┌──

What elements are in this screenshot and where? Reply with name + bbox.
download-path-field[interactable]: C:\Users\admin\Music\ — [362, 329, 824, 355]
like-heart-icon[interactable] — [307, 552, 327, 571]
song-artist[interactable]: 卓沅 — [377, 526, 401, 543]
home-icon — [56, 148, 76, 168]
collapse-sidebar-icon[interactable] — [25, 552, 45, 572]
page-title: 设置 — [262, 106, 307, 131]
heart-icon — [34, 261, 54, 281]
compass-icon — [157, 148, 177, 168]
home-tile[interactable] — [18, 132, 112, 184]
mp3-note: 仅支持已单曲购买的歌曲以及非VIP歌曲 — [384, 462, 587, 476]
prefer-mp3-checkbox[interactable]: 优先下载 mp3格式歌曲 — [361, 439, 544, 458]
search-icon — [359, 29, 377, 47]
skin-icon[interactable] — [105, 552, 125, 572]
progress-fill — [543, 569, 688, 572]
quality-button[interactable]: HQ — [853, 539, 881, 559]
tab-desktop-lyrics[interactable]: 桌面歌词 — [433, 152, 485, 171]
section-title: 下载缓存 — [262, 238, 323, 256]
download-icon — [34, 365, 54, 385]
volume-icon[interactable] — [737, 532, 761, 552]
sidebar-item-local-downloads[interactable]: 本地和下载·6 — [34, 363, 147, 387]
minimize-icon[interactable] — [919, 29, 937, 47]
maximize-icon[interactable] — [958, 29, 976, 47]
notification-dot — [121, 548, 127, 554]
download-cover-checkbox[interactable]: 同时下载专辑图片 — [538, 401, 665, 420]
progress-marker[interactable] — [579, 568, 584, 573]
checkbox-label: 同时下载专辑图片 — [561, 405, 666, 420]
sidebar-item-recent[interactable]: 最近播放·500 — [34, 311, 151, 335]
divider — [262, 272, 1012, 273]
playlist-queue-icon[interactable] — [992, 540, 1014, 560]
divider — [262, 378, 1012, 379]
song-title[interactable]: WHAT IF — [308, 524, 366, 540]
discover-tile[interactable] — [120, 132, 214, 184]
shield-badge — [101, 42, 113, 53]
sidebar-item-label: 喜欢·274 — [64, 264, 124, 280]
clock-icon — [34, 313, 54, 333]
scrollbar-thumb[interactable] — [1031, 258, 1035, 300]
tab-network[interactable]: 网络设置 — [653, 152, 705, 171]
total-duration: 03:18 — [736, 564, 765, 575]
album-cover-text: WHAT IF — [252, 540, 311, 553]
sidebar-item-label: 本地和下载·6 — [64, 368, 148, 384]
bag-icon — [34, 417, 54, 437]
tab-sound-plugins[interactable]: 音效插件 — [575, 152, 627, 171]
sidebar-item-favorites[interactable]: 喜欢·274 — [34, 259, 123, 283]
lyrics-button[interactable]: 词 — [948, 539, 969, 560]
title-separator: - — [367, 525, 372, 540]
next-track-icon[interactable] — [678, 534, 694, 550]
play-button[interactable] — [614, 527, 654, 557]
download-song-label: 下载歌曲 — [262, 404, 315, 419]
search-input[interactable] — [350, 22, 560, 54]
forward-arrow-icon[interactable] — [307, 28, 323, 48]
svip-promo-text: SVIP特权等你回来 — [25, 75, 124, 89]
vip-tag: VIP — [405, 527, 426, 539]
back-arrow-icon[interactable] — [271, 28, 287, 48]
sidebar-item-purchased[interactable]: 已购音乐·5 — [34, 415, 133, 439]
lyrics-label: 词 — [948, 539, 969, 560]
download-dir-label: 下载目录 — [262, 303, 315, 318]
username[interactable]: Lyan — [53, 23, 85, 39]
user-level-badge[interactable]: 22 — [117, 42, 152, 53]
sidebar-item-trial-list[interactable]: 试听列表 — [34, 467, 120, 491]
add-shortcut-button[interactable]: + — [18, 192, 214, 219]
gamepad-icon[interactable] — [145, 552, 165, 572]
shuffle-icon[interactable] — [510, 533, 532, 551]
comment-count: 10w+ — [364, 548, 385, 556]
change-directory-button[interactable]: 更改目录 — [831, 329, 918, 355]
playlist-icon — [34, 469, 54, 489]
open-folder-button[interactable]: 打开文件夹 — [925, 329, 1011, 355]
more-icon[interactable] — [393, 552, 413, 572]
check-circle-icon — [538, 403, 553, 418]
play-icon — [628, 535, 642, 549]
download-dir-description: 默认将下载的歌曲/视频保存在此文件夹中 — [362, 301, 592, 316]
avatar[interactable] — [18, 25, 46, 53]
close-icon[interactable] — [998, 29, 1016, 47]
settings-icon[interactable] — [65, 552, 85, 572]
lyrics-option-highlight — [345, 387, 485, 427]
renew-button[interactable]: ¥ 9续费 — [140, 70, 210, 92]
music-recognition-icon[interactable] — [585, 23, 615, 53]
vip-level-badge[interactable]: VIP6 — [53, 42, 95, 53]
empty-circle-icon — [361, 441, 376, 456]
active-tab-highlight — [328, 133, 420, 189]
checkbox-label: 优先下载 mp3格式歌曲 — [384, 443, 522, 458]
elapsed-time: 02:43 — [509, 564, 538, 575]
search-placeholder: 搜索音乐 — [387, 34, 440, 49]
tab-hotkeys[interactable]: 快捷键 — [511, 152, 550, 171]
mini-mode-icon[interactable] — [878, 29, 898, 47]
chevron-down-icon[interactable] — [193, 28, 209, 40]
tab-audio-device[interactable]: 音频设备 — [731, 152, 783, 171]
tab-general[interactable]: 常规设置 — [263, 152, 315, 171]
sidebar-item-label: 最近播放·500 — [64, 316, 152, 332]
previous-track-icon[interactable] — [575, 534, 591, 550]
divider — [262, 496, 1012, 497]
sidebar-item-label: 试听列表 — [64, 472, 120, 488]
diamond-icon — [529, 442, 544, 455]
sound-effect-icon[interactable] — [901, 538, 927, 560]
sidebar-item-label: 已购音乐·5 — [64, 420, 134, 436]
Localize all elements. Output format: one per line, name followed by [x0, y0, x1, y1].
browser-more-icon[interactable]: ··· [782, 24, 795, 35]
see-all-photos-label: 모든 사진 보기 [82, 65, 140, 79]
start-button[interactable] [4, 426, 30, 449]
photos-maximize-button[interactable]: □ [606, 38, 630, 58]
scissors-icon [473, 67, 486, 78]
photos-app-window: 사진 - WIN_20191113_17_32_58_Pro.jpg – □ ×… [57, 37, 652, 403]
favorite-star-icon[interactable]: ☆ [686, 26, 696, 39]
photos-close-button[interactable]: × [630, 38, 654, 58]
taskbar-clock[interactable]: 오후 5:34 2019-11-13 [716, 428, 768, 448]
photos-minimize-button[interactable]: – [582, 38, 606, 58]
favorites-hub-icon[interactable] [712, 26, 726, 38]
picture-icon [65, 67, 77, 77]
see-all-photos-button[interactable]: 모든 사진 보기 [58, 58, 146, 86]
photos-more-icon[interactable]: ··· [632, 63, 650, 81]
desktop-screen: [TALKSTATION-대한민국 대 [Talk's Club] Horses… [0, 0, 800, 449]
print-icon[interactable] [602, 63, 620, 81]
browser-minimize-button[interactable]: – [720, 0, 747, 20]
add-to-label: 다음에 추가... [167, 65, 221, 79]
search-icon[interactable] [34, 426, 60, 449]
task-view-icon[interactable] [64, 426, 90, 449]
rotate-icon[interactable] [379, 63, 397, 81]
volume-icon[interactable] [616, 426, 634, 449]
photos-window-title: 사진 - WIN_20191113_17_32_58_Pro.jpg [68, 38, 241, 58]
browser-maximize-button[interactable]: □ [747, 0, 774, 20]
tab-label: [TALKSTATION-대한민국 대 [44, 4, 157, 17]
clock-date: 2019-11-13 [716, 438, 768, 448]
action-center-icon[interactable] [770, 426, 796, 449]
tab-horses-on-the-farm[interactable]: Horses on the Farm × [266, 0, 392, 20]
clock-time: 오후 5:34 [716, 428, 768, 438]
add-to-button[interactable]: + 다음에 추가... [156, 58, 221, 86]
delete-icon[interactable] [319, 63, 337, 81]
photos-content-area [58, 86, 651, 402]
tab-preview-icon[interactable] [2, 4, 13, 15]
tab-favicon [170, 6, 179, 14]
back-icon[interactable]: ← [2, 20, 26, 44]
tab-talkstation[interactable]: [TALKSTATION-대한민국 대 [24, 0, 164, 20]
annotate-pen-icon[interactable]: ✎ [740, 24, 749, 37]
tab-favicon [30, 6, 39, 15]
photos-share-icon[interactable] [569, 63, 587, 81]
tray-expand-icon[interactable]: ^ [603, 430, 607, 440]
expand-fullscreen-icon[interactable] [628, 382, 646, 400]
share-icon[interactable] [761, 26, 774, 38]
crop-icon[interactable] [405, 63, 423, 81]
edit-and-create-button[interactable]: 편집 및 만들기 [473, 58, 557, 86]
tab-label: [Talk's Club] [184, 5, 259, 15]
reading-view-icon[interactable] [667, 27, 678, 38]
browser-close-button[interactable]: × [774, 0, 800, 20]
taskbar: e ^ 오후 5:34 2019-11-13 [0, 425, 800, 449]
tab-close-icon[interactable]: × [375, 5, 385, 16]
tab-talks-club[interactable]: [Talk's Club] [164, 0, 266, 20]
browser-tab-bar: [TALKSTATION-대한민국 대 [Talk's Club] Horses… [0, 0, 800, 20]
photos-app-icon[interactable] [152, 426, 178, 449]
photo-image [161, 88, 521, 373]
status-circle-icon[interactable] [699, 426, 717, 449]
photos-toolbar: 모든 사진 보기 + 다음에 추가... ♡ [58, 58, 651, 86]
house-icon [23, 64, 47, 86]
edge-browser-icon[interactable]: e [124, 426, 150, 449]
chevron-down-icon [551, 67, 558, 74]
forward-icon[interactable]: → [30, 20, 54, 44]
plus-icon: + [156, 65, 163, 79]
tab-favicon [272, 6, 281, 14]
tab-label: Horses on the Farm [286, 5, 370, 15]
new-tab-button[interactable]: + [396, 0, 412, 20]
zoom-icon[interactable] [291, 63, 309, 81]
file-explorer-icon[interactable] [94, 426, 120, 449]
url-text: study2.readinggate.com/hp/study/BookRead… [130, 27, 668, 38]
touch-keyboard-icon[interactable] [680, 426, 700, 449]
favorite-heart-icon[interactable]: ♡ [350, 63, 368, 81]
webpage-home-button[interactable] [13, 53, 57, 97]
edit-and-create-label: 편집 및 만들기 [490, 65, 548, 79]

└──

→ **Work instructions**: Rewrite everything from the start of the records down to the line containing "divider — [262, 378, 1012, 379]", replacing "interactable" with "clickable" and leaving all else unchanged.

→ **Complete response**:
What elements are in this screenshot and where? Reply with name + bbox.
download-path-field[clickable]: C:\Users\admin\Music\ — [362, 329, 824, 355]
like-heart-icon[clickable] — [307, 552, 327, 571]
song-artist[clickable]: 卓沅 — [377, 526, 401, 543]
home-icon — [56, 148, 76, 168]
collapse-sidebar-icon[clickable] — [25, 552, 45, 572]
page-title: 设置 — [262, 106, 307, 131]
heart-icon — [34, 261, 54, 281]
compass-icon — [157, 148, 177, 168]
home-tile[clickable] — [18, 132, 112, 184]
mp3-note: 仅支持已单曲购买的歌曲以及非VIP歌曲 — [384, 462, 587, 476]
prefer-mp3-checkbox[clickable]: 优先下载 mp3格式歌曲 — [361, 439, 544, 458]
search-icon — [359, 29, 377, 47]
skin-icon[clickable] — [105, 552, 125, 572]
progress-fill — [543, 569, 688, 572]
quality-button[clickable]: HQ — [853, 539, 881, 559]
tab-desktop-lyrics[clickable]: 桌面歌词 — [433, 152, 485, 171]
section-title: 下载缓存 — [262, 238, 323, 256]
download-icon — [34, 365, 54, 385]
volume-icon[clickable] — [737, 532, 761, 552]
sidebar-item-local-downloads[clickable]: 本地和下载·6 — [34, 363, 147, 387]
minimize-icon[clickable] — [919, 29, 937, 47]
maximize-icon[clickable] — [958, 29, 976, 47]
notification-dot — [121, 548, 127, 554]
download-cover-checkbox[clickable]: 同时下载专辑图片 — [538, 401, 665, 420]
progress-marker[clickable] — [579, 568, 584, 573]
checkbox-label: 同时下载专辑图片 — [561, 405, 666, 420]
sidebar-item-recent[clickable]: 最近播放·500 — [34, 311, 151, 335]
divider — [262, 272, 1012, 273]
playlist-queue-icon[clickable] — [992, 540, 1014, 560]
divider — [262, 378, 1012, 379]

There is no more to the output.